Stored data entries
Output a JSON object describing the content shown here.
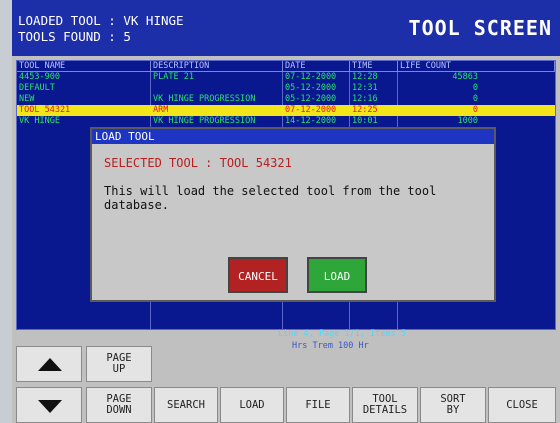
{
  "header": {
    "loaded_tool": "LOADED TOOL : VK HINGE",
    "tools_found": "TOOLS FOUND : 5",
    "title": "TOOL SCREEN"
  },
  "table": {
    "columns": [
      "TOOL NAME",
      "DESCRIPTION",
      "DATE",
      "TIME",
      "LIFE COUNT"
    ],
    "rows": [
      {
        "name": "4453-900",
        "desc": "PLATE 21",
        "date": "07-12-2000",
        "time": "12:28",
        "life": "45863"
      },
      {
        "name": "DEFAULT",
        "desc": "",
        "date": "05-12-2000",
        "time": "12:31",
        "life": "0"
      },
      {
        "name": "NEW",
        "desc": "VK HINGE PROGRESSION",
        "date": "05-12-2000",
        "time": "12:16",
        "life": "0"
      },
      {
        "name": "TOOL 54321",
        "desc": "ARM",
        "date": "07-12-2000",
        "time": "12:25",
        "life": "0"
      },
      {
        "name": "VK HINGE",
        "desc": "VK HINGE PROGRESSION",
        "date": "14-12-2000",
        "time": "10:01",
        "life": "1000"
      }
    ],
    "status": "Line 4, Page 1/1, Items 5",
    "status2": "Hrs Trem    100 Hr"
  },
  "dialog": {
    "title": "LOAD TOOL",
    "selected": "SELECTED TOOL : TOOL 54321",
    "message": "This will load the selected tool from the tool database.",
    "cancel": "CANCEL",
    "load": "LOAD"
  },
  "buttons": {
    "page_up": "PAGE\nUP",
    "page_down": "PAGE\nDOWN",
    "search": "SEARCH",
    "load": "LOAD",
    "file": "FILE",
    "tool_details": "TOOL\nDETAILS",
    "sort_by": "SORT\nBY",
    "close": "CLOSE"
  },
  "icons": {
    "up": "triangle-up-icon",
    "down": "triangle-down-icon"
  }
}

...

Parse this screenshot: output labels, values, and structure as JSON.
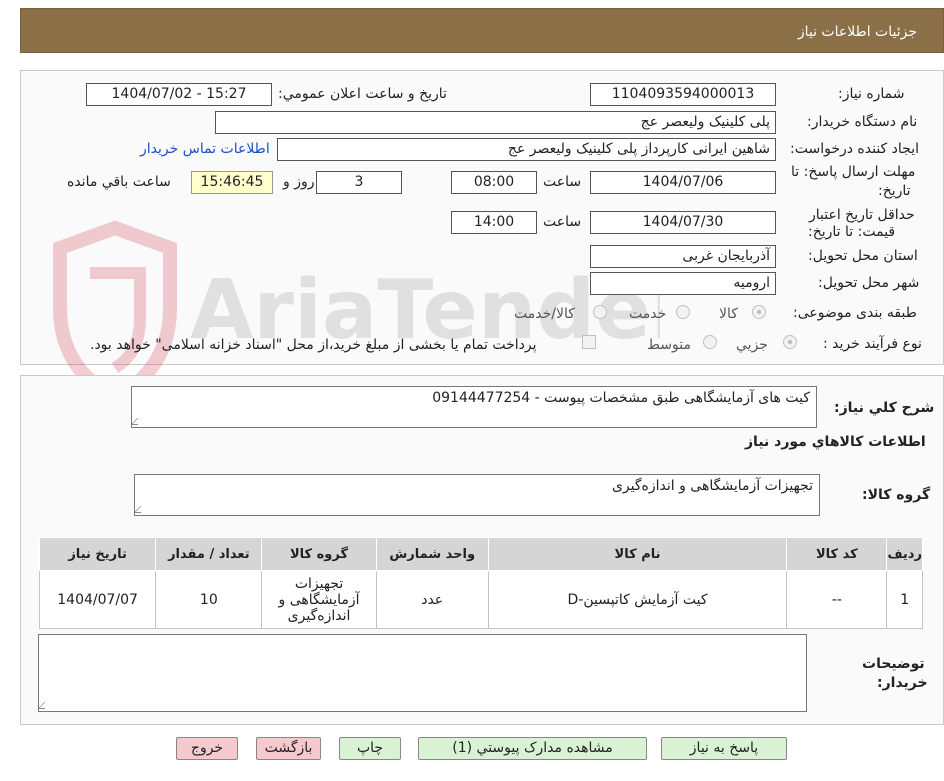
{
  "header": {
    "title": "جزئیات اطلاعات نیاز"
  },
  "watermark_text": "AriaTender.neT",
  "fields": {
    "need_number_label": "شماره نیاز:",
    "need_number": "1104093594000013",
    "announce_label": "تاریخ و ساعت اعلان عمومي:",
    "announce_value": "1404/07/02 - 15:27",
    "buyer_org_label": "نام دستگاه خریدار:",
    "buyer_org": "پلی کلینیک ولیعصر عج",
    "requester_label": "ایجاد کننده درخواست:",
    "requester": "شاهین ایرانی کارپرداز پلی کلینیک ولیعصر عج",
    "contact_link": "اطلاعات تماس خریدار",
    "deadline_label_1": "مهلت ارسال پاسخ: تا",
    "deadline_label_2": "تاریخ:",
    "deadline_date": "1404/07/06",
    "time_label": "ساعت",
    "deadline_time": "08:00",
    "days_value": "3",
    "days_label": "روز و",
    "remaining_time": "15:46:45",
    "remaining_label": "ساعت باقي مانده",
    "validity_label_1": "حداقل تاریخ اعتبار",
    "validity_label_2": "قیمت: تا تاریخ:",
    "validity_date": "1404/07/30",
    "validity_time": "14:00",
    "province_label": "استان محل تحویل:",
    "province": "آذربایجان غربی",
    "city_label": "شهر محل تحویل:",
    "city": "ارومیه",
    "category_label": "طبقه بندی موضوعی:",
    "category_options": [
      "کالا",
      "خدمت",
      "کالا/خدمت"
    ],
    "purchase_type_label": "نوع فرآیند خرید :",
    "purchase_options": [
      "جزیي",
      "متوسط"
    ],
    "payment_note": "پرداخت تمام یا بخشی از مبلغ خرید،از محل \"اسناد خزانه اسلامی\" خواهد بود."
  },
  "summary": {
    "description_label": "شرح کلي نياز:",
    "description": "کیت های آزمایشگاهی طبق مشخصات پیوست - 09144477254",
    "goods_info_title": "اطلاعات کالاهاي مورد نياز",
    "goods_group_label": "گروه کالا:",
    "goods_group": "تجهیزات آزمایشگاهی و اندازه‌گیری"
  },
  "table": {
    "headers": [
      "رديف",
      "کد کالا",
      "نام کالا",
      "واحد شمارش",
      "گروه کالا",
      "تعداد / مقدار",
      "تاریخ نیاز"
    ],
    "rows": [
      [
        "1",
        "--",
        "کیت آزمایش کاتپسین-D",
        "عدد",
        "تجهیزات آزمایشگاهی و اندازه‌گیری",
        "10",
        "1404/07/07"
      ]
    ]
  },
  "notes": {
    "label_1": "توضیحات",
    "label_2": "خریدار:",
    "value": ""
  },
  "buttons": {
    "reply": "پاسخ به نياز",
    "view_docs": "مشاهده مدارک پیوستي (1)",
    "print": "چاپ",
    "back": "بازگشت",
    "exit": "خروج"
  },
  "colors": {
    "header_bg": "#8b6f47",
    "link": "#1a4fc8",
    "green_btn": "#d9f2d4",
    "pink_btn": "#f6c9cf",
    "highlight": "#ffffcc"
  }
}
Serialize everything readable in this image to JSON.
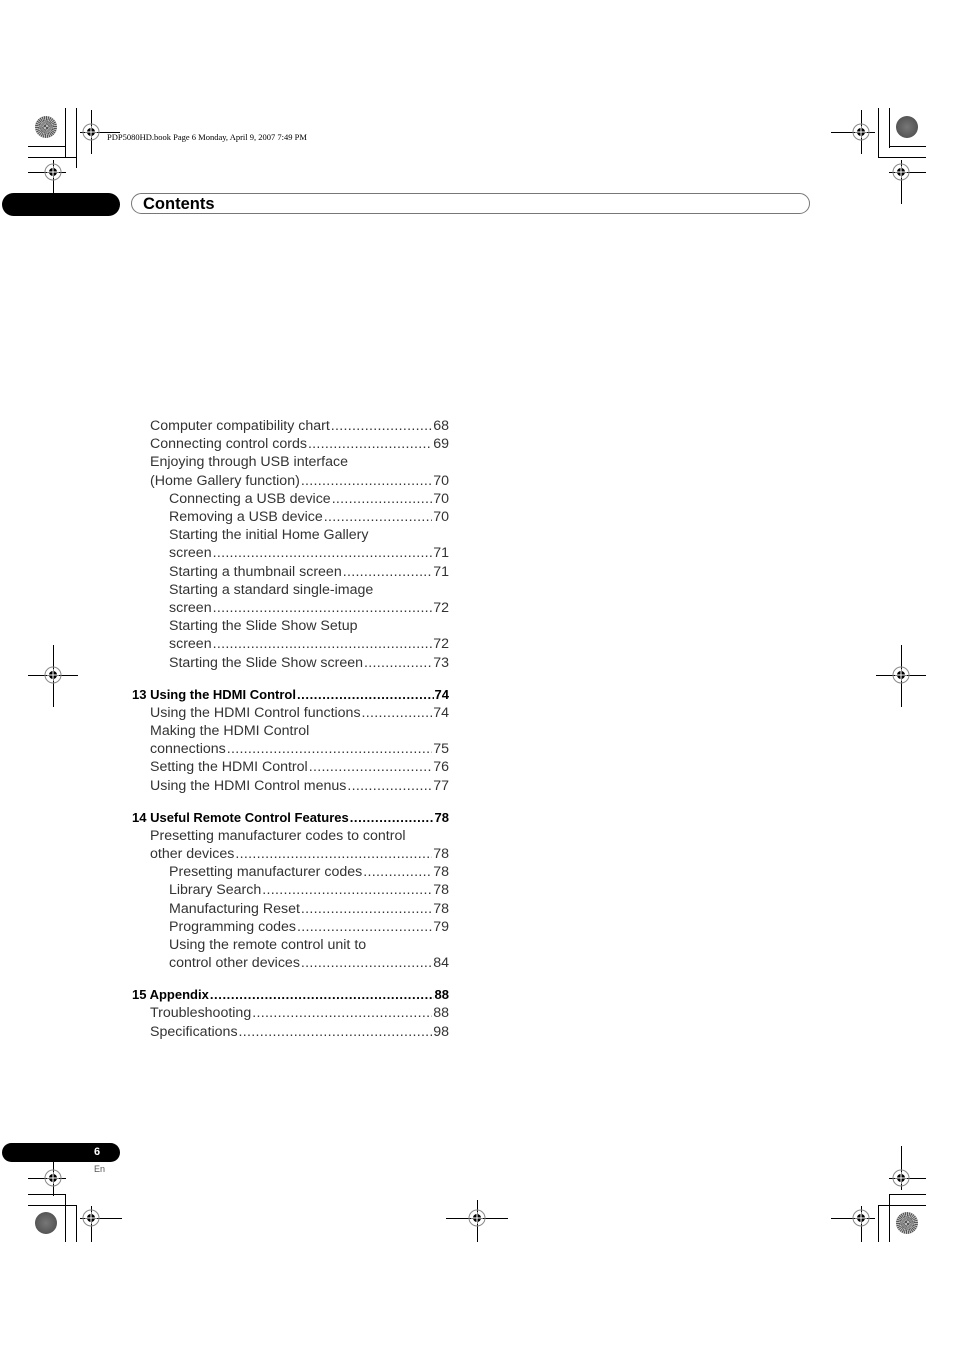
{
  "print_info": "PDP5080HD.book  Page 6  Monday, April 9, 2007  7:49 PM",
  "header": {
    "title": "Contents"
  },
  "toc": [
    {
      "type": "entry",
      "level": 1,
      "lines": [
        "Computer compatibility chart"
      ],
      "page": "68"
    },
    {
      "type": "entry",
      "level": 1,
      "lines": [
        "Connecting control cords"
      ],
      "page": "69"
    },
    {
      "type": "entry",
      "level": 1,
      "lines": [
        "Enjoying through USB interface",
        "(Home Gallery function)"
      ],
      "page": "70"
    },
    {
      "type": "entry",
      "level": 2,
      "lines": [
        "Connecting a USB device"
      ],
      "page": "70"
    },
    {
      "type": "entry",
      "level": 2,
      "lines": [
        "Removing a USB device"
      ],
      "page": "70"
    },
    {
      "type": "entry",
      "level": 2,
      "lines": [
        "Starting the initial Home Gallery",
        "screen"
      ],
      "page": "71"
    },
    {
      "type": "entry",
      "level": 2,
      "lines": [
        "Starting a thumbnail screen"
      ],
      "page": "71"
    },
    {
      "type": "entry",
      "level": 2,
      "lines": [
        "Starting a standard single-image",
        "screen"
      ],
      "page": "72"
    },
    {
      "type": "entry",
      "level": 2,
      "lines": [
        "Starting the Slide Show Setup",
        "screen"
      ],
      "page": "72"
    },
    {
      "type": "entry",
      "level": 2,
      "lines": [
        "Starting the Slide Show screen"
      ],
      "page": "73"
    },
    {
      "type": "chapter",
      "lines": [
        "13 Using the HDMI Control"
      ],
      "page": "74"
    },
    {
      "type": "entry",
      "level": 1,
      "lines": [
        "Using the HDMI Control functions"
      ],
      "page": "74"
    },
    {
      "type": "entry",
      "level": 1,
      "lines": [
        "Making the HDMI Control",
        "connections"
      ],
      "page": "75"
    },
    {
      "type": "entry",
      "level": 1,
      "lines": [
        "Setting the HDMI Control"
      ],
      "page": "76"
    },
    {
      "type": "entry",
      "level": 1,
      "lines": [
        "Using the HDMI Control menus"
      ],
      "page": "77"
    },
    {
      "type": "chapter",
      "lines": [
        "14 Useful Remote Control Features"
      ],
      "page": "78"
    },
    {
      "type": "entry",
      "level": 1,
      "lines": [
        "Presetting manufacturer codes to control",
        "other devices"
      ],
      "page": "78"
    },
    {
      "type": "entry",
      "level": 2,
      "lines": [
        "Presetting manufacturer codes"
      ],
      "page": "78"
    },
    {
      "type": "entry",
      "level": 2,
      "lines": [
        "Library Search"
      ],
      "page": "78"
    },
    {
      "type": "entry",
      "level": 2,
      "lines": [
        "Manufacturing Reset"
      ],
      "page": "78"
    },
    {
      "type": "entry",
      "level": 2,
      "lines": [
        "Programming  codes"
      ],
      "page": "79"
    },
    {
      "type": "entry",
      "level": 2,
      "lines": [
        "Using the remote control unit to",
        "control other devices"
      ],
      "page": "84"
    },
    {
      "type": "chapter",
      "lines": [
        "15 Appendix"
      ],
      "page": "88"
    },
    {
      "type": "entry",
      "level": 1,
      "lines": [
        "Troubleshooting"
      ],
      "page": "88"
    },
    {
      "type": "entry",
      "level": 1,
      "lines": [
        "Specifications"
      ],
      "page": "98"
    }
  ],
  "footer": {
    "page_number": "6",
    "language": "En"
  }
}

---

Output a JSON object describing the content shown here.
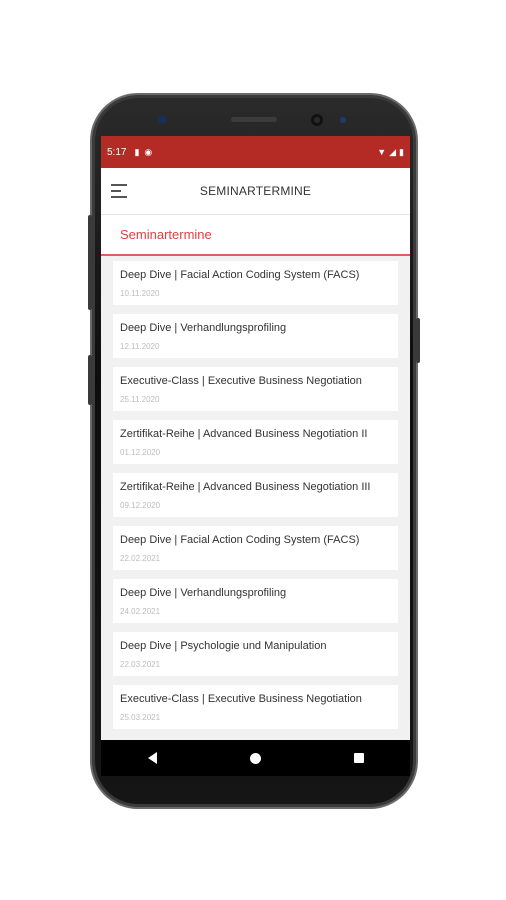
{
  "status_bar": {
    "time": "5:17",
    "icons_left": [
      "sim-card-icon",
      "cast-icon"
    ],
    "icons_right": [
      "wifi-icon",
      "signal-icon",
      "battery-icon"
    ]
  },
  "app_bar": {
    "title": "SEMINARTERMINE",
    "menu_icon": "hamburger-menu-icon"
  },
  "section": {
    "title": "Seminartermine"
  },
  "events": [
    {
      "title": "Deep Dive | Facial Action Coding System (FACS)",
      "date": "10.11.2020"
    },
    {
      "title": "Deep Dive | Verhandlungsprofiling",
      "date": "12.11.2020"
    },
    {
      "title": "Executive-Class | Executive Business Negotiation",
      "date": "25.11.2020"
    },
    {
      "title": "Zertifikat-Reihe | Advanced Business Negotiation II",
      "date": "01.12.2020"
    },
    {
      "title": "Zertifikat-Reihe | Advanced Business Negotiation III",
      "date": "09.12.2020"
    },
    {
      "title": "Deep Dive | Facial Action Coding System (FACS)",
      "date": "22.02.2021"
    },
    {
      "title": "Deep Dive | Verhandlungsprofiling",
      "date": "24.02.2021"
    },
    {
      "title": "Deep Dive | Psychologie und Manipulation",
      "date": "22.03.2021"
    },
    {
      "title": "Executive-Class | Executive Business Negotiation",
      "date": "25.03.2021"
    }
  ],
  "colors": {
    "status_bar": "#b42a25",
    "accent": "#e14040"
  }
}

## Exercise
Check each line above for the word "کلینیک" and copy the ones that have it.

## Result of the task
    "buyer_org": "پلی کلینیک ولیعصر عج",
    "requester": "شاهین ایرانی کارپرداز پلی کلینیک ولیعصر عج",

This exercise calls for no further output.